Short exercise.
Your task is to filter the data below down to the lines holding "Lomma".

Records supplied.

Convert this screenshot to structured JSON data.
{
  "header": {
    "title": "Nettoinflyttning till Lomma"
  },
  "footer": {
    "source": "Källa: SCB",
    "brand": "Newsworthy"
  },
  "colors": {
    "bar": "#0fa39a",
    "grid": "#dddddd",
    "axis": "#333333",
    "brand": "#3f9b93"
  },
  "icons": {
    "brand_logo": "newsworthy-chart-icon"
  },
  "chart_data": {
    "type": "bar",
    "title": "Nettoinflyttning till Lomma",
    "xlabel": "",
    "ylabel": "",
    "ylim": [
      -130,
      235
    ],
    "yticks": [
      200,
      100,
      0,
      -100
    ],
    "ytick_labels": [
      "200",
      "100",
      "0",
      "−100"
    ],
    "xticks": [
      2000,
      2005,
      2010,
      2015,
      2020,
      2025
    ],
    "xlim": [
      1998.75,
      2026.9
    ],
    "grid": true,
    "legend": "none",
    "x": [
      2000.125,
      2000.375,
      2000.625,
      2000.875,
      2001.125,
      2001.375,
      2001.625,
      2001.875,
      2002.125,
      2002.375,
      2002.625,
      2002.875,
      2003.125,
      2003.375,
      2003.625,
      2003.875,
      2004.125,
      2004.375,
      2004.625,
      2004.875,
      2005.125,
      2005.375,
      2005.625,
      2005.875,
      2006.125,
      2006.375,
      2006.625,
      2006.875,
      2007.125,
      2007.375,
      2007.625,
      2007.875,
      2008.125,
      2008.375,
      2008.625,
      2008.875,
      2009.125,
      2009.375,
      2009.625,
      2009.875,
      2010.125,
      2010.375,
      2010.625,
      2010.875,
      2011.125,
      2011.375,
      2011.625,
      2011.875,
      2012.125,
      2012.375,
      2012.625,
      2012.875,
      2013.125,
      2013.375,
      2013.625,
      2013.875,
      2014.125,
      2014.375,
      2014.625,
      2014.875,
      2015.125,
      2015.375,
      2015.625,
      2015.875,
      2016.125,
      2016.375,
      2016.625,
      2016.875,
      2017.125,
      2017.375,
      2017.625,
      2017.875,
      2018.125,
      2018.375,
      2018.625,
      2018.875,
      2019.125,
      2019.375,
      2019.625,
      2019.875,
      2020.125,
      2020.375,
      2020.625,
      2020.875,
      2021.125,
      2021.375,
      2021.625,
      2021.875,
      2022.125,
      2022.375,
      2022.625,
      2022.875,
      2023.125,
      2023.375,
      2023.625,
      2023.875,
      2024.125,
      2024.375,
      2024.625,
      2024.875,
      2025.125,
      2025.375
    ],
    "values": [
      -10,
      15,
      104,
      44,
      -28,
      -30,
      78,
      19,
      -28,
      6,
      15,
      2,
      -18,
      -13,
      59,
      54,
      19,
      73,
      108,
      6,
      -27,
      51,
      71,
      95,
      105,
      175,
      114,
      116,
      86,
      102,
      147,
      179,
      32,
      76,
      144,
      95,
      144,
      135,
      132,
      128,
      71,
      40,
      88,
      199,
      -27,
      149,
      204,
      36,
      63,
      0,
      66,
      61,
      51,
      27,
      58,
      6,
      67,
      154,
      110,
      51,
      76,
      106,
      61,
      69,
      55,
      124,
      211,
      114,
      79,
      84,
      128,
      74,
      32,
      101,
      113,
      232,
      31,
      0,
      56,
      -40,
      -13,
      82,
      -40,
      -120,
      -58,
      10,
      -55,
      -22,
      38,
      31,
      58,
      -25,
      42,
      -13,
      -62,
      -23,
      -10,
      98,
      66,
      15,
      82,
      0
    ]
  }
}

Output for this exercise.
    "title": "Nettoinflyttning till Lomma"
    "title": "Nettoinflyttning till Lomma",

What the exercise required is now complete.